### Trecho fornecido

O prévio escrutínio do projeto pelo empreendedor do shopping tem por

finalidade assegurar a harmonia do conceito arquitetônico, determinante para o sucesso

do empreendimento, conquanto preserva a uniformidade de aparência do centro

comercial, por suas unidades e vias de circulação16.

Como em toda obra, o empresário lojista despende recursos para adequar

as instalações do espaço às necessidades da atividade empresarial que será

desenvolvida. Por esse motivo, a elaboração do projeto deve observar as diretrizes

estabelecidas no caderno técnico, sob o risco de não ser autorizado o início das obras

pela equipe de operações do shopping até a adequação. Daí a importância de submetê-lo

à análise de profissional habilitado.

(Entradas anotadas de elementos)

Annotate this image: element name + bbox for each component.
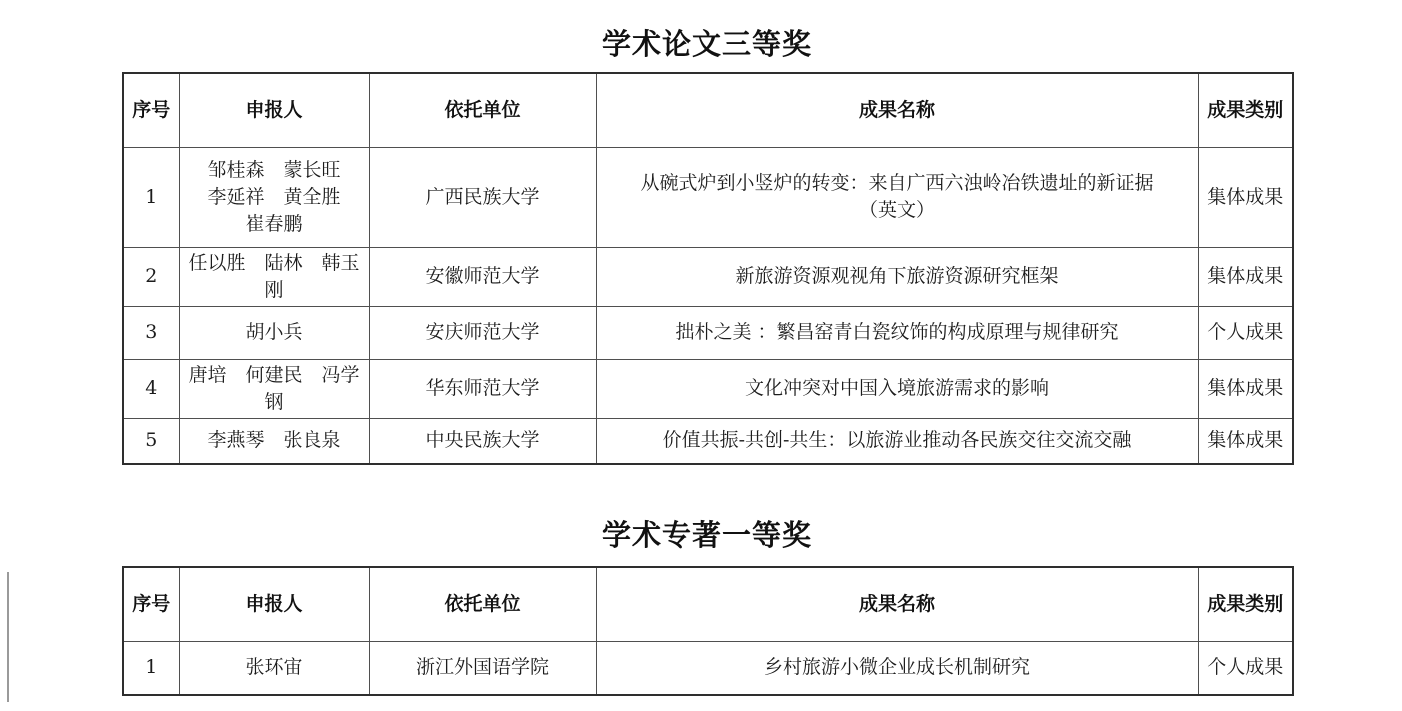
section-title: 学术论文三等奖 [122, 0, 1292, 62]
cell-category: 个人成果 [1198, 306, 1293, 359]
cell-applicant: 胡小兵 [179, 306, 369, 359]
cell-organization: 浙江外国语学院 [369, 641, 596, 695]
cell-index: 1 [123, 641, 179, 695]
cell-category: 集体成果 [1198, 359, 1293, 418]
cell-achievement: 从碗式炉到小竖炉的转变：来自广西六浊岭冶铁遗址的新证据 （英文） [596, 147, 1198, 247]
cell-index: 5 [123, 418, 179, 464]
column-header-achievement: 成果名称 [596, 567, 1198, 641]
table-row: 5 李燕琴 张良泉 中央民族大学 价值共振-共创-共生：以旅游业推动各民族交往交… [123, 418, 1293, 464]
table-row: 1 张环宙 浙江外国语学院 乡村旅游小微企业成长机制研究 个人成果 [123, 641, 1293, 695]
cell-category: 集体成果 [1198, 247, 1293, 306]
cell-category: 集体成果 [1198, 418, 1293, 464]
table-header-row: 序号 申报人 依托单位 成果名称 成果类别 [123, 567, 1293, 641]
awards-table: 序号 申报人 依托单位 成果名称 成果类别 1 张环宙 浙江外国语学院 乡村旅游… [122, 566, 1294, 696]
document-page: 学术论文三等奖 序号 申报人 依托单位 成果名称 成果类别 1 [0, 0, 1402, 711]
column-header-index: 序号 [123, 73, 179, 147]
cell-applicant: 唐培 何建民 冯学钢 [179, 359, 369, 418]
cell-index: 1 [123, 147, 179, 247]
cell-achievement: 价值共振-共创-共生：以旅游业推动各民族交往交流交融 [596, 418, 1198, 464]
column-header-applicant: 申报人 [179, 73, 369, 147]
award-section-monographs-first-prize: 学术专著一等奖 序号 申报人 依托单位 成果名称 成果类别 1 [122, 517, 1292, 696]
column-header-index: 序号 [123, 567, 179, 641]
page-edge-line [7, 572, 9, 702]
column-header-applicant: 申报人 [179, 567, 369, 641]
column-header-achievement: 成果名称 [596, 73, 1198, 147]
column-header-organization: 依托单位 [369, 567, 596, 641]
cell-index: 2 [123, 247, 179, 306]
cell-achievement: 乡村旅游小微企业成长机制研究 [596, 641, 1198, 695]
table-row: 2 任以胜 陆林 韩玉刚 安徽师范大学 新旅游资源观视角下旅游资源研究框架 集体… [123, 247, 1293, 306]
cell-applicant: 李燕琴 张良泉 [179, 418, 369, 464]
award-section-papers-third-prize: 学术论文三等奖 序号 申报人 依托单位 成果名称 成果类别 1 [122, 0, 1292, 465]
table-row: 4 唐培 何建民 冯学钢 华东师范大学 文化冲突对中国入境旅游需求的影响 集体成… [123, 359, 1293, 418]
cell-applicant: 邹桂森 蒙长旺 李延祥 黄全胜 崔春鹏 [179, 147, 369, 247]
cell-achievement: 新旅游资源观视角下旅游资源研究框架 [596, 247, 1198, 306]
table-row: 1 邹桂森 蒙长旺 李延祥 黄全胜 崔春鹏 广西民族大学 从碗式炉到小竖炉的转变… [123, 147, 1293, 247]
document-content: 学术论文三等奖 序号 申报人 依托单位 成果名称 成果类别 1 [122, 0, 1292, 696]
column-header-category: 成果类别 [1198, 73, 1293, 147]
awards-table: 序号 申报人 依托单位 成果名称 成果类别 1 邹桂森 蒙长旺 李延祥 黄全胜 … [122, 72, 1294, 465]
cell-organization: 安徽师范大学 [369, 247, 596, 306]
cell-organization: 华东师范大学 [369, 359, 596, 418]
cell-organization: 中央民族大学 [369, 418, 596, 464]
cell-category: 个人成果 [1198, 641, 1293, 695]
cell-category: 集体成果 [1198, 147, 1293, 247]
cell-achievement: 文化冲突对中国入境旅游需求的影响 [596, 359, 1198, 418]
cell-organization: 广西民族大学 [369, 147, 596, 247]
table-row: 3 胡小兵 安庆师范大学 拙朴之美 ：繁昌窑青白瓷纹饰的构成原理与规律研究 个人… [123, 306, 1293, 359]
section-title: 学术专著一等奖 [122, 517, 1292, 553]
cell-organization: 安庆师范大学 [369, 306, 596, 359]
column-header-organization: 依托单位 [369, 73, 596, 147]
cell-applicant: 任以胜 陆林 韩玉刚 [179, 247, 369, 306]
cell-index: 3 [123, 306, 179, 359]
cell-applicant: 张环宙 [179, 641, 369, 695]
cell-achievement: 拙朴之美 ：繁昌窑青白瓷纹饰的构成原理与规律研究 [596, 306, 1198, 359]
column-header-category: 成果类别 [1198, 567, 1293, 641]
table-header-row: 序号 申报人 依托单位 成果名称 成果类别 [123, 73, 1293, 147]
cell-index: 4 [123, 359, 179, 418]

### Tarefa curta
Transcreva, do trecho sobre obras de lojas em shopping, a parte que se inicia nas palavras "as instalações do" e vai até "de profissional habilitado.". A listagem não tem relação com o trecho.

### Resposta do exercício
as instalações do espaço às necessidades da atividade empresarial que será

desenvolvida. Por esse motivo, a elaboração do projeto deve observar as diretrizes

estabelecidas no caderno técnico, sob o risco de não ser autorizado o início das obras

pela equipe de operações do shopping até a adequação. Daí a importância de submetê-lo

à análise de profissional habilitado.